* [Your goal] In your copy, leave out the pictures and repeat the entries below exactly.

[Data records]
-*-
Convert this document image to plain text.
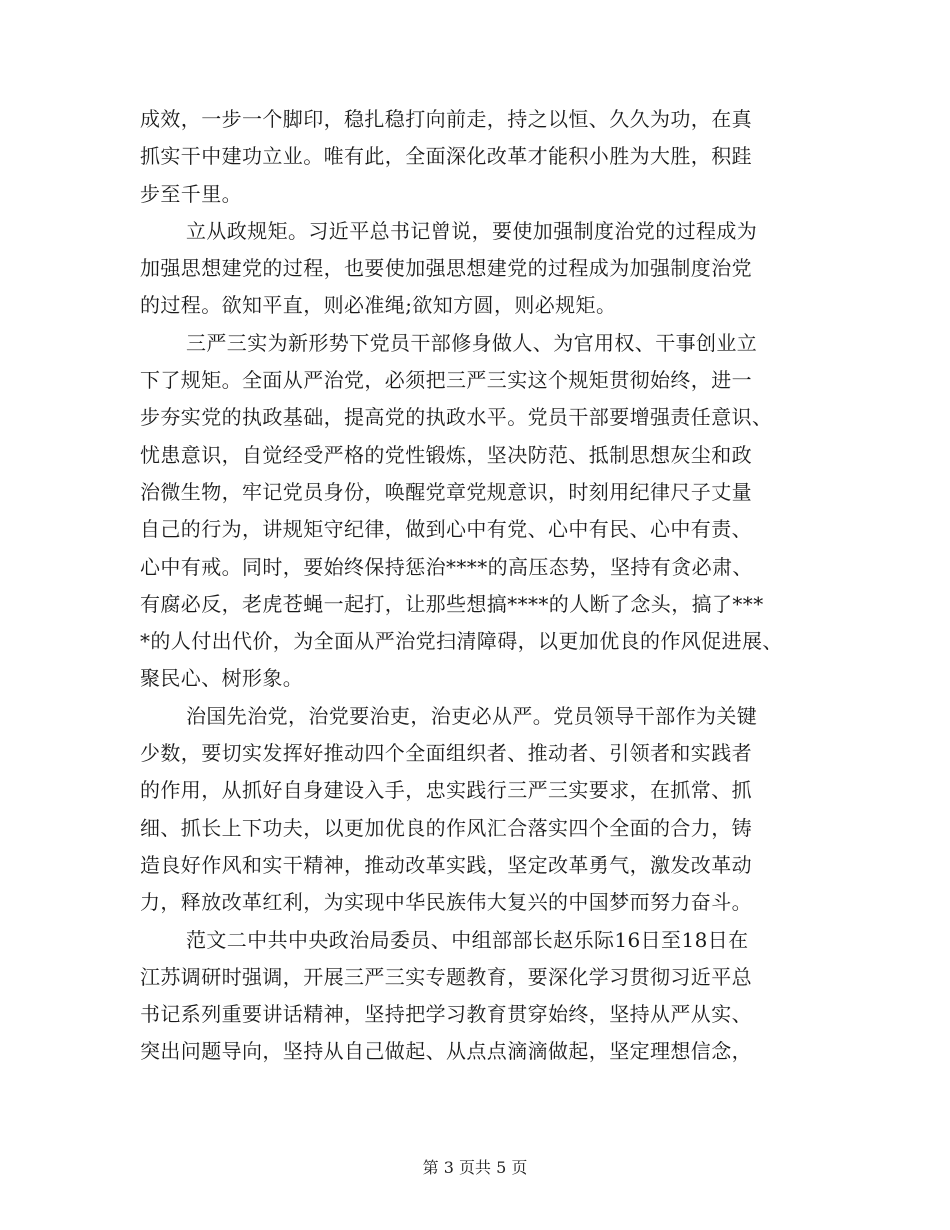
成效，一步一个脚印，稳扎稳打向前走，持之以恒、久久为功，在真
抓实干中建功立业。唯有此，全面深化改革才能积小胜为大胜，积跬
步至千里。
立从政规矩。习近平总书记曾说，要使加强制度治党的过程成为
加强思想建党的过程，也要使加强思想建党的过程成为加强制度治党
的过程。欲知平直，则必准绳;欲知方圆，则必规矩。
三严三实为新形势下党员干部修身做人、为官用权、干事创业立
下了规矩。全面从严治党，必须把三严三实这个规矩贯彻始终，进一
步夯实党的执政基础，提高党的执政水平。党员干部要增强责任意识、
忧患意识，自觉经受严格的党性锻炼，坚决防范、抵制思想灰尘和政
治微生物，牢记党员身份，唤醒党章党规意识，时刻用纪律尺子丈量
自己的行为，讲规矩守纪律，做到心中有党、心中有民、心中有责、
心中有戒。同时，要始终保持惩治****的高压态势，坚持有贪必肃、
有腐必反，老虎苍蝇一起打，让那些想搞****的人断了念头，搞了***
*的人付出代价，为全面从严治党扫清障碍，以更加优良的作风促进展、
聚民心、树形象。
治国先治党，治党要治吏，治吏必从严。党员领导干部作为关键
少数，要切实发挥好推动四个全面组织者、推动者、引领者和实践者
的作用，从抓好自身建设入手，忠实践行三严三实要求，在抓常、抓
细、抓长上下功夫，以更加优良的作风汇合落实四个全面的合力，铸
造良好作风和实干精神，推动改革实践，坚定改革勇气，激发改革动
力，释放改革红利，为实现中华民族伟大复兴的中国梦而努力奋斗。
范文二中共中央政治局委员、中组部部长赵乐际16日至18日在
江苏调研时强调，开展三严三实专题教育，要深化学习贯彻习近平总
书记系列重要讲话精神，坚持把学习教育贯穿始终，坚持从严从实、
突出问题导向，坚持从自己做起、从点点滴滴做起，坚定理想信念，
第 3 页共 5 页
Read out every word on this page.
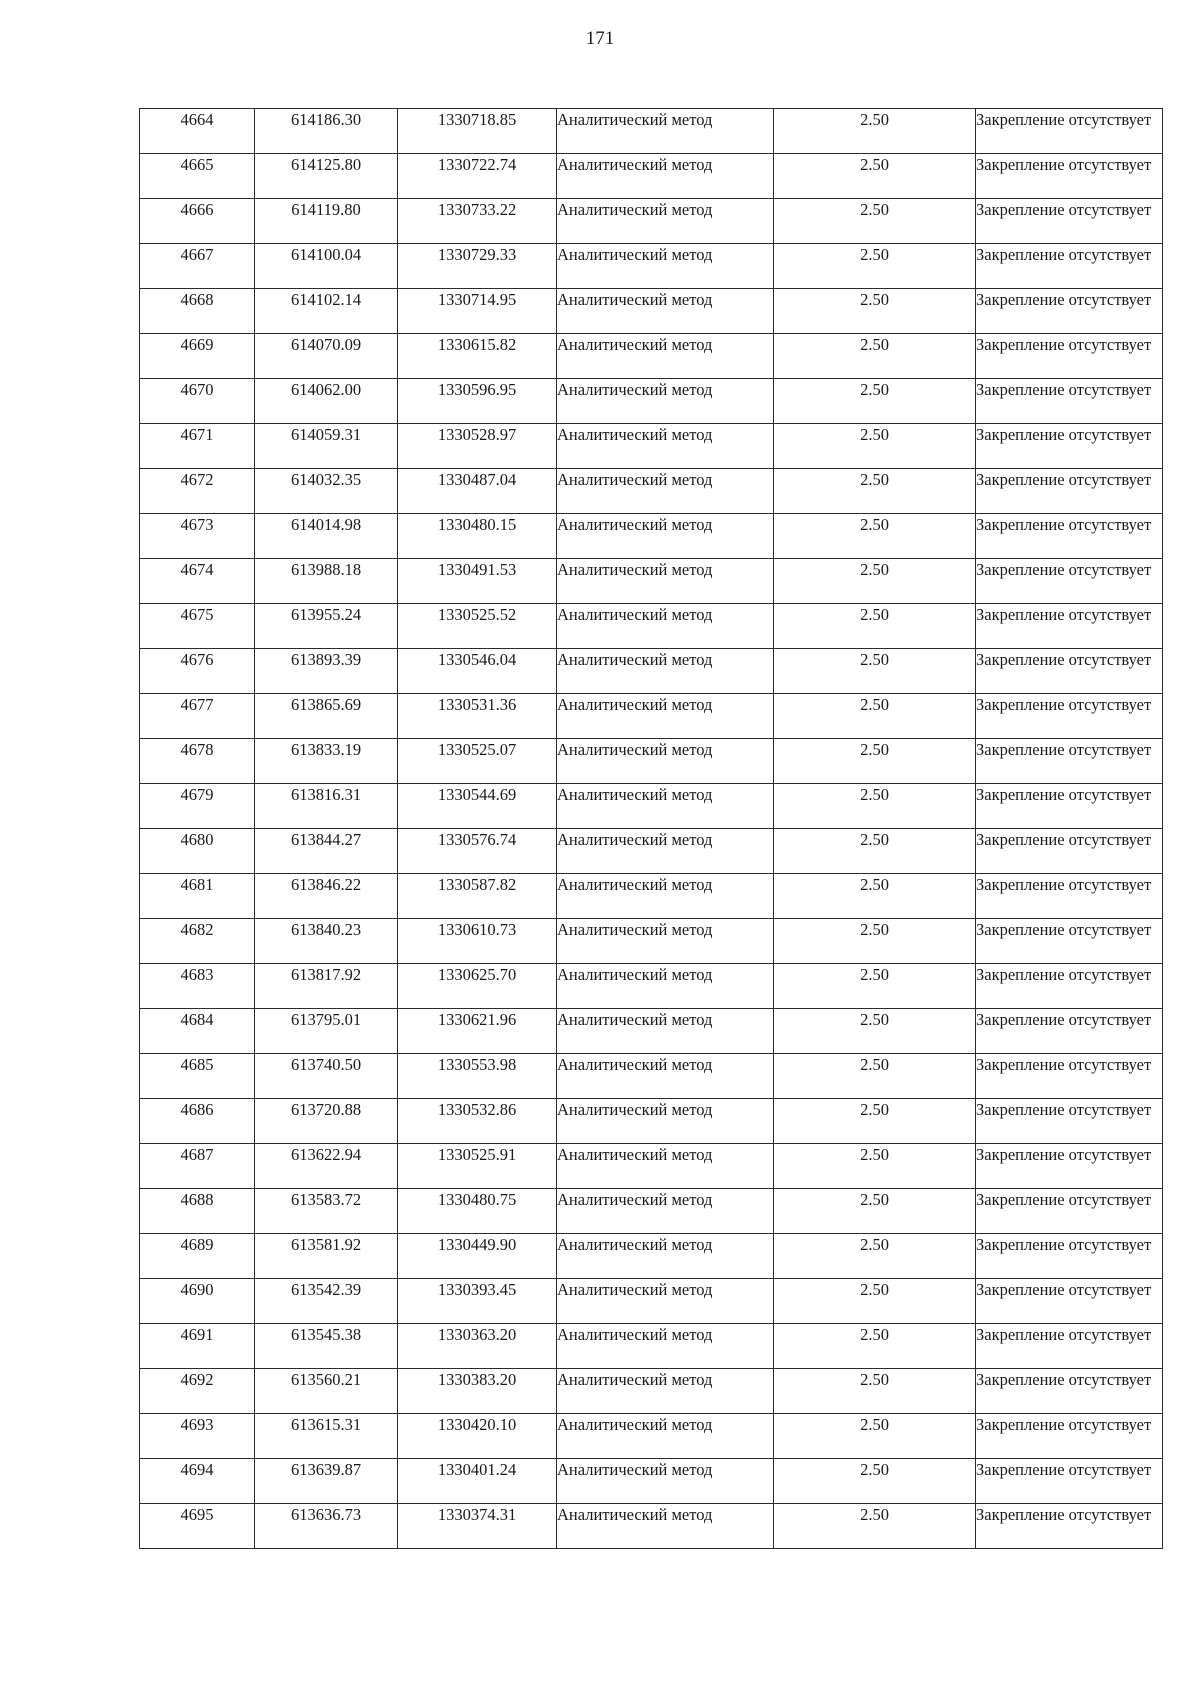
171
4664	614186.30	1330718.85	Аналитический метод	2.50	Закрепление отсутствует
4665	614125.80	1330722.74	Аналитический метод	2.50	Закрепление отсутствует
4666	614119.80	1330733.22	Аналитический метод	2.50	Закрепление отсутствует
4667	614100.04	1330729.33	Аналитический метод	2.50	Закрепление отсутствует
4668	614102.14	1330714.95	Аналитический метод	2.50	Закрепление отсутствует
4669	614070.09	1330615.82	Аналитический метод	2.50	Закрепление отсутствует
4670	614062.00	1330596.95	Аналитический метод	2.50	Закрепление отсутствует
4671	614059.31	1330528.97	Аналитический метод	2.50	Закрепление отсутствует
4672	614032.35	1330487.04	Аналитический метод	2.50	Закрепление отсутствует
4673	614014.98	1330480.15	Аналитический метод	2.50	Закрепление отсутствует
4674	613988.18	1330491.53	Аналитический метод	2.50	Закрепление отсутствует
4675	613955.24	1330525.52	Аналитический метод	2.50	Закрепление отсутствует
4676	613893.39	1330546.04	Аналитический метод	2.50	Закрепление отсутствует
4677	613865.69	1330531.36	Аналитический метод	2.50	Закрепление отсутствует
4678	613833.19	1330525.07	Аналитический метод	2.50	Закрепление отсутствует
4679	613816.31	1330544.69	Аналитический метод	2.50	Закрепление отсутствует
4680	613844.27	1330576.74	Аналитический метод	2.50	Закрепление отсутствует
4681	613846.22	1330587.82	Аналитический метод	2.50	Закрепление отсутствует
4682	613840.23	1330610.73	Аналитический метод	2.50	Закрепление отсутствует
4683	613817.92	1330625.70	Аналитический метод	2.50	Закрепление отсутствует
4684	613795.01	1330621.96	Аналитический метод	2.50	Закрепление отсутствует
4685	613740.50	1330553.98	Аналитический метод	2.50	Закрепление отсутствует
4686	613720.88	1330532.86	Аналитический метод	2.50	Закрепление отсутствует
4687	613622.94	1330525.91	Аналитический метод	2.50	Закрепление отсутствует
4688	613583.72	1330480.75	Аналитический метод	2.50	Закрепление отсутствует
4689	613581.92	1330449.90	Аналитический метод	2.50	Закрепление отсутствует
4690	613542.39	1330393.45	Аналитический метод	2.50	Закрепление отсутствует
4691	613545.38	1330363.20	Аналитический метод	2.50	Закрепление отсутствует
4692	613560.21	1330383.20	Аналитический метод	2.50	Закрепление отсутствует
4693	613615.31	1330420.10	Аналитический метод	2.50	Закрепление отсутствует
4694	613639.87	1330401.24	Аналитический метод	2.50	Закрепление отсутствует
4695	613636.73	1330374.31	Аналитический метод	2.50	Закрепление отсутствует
-*-
* [Solved problem]
Convert this document image to plain text.
成效，一步一个脚印，稳扎稳打向前走，持之以恒、久久为功，在真
抓实干中建功立业。唯有此，全面深化改革才能积小胜为大胜，积跬
步至千里。
立从政规矩。习近平总书记曾说，要使加强制度治党的过程成为
加强思想建党的过程，也要使加强思想建党的过程成为加强制度治党
的过程。欲知平直，则必准绳;欲知方圆，则必规矩。
三严三实为新形势下党员干部修身做人、为官用权、干事创业立
下了规矩。全面从严治党，必须把三严三实这个规矩贯彻始终，进一
步夯实党的执政基础，提高党的执政水平。党员干部要增强责任意识、
忧患意识，自觉经受严格的党性锻炼，坚决防范、抵制思想灰尘和政
治微生物，牢记党员身份，唤醒党章党规意识，时刻用纪律尺子丈量
自己的行为，讲规矩守纪律，做到心中有党、心中有民、心中有责、
心中有戒。同时，要始终保持惩治****的高压态势，坚持有贪必肃、
有腐必反，老虎苍蝇一起打，让那些想搞****的人断了念头，搞了***
*的人付出代价，为全面从严治党扫清障碍，以更加优良的作风促进展、
聚民心、树形象。
治国先治党，治党要治吏，治吏必从严。党员领导干部作为关键
少数，要切实发挥好推动四个全面组织者、推动者、引领者和实践者
的作用，从抓好自身建设入手，忠实践行三严三实要求，在抓常、抓
细、抓长上下功夫，以更加优良的作风汇合落实四个全面的合力，铸
造良好作风和实干精神，推动改革实践，坚定改革勇气，激发改革动
力，释放改革红利，为实现中华民族伟大复兴的中国梦而努力奋斗。
范文二中共中央政治局委员、中组部部长赵乐际16日至18日在
江苏调研时强调，开展三严三实专题教育，要深化学习贯彻习近平总
书记系列重要讲话精神，坚持把学习教育贯穿始终，坚持从严从实、
突出问题导向，坚持从自己做起、从点点滴滴做起，坚定理想信念，
第 3 页共 5 页
Read out every word on this page.
171
4664	614186.30	1330718.85	Аналитический метод	2.50	Закрепление отсутствует
4665	614125.80	1330722.74	Аналитический метод	2.50	Закрепление отсутствует
4666	614119.80	1330733.22	Аналитический метод	2.50	Закрепление отсутствует
4667	614100.04	1330729.33	Аналитический метод	2.50	Закрепление отсутствует
4668	614102.14	1330714.95	Аналитический метод	2.50	Закрепление отсутствует
4669	614070.09	1330615.82	Аналитический метод	2.50	Закрепление отсутствует
4670	614062.00	1330596.95	Аналитический метод	2.50	Закрепление отсутствует
4671	614059.31	1330528.97	Аналитический метод	2.50	Закрепление отсутствует
4672	614032.35	1330487.04	Аналитический метод	2.50	Закрепление отсутствует
4673	614014.98	1330480.15	Аналитический метод	2.50	Закрепление отсутствует
4674	613988.18	1330491.53	Аналитический метод	2.50	Закрепление отсутствует
4675	613955.24	1330525.52	Аналитический метод	2.50	Закрепление отсутствует
4676	613893.39	1330546.04	Аналитический метод	2.50	Закрепление отсутствует
4677	613865.69	1330531.36	Аналитический метод	2.50	Закрепление отсутствует
4678	613833.19	1330525.07	Аналитический метод	2.50	Закрепление отсутствует
4679	613816.31	1330544.69	Аналитический метод	2.50	Закрепление отсутствует
4680	613844.27	1330576.74	Аналитический метод	2.50	Закрепление отсутствует
4681	613846.22	1330587.82	Аналитический метод	2.50	Закрепление отсутствует
4682	613840.23	1330610.73	Аналитический метод	2.50	Закрепление отсутствует
4683	613817.92	1330625.70	Аналитический метод	2.50	Закрепление отсутствует
4684	613795.01	1330621.96	Аналитический метод	2.50	Закрепление отсутствует
4685	613740.50	1330553.98	Аналитический метод	2.50	Закрепление отсутствует
4686	613720.88	1330532.86	Аналитический метод	2.50	Закрепление отсутствует
4687	613622.94	1330525.91	Аналитический метод	2.50	Закрепление отсутствует
4688	613583.72	1330480.75	Аналитический метод	2.50	Закрепление отсутствует
4689	613581.92	1330449.90	Аналитический метод	2.50	Закрепление отсутствует
4690	613542.39	1330393.45	Аналитический метод	2.50	Закрепление отсутствует
4691	613545.38	1330363.20	Аналитический метод	2.50	Закрепление отсутствует
4692	613560.21	1330383.20	Аналитический метод	2.50	Закрепление отсутствует
4693	613615.31	1330420.10	Аналитический метод	2.50	Закрепление отсутствует
4694	613639.87	1330401.24	Аналитический метод	2.50	Закрепление отсутствует
4695	613636.73	1330374.31	Аналитический метод	2.50	Закрепление отсутствует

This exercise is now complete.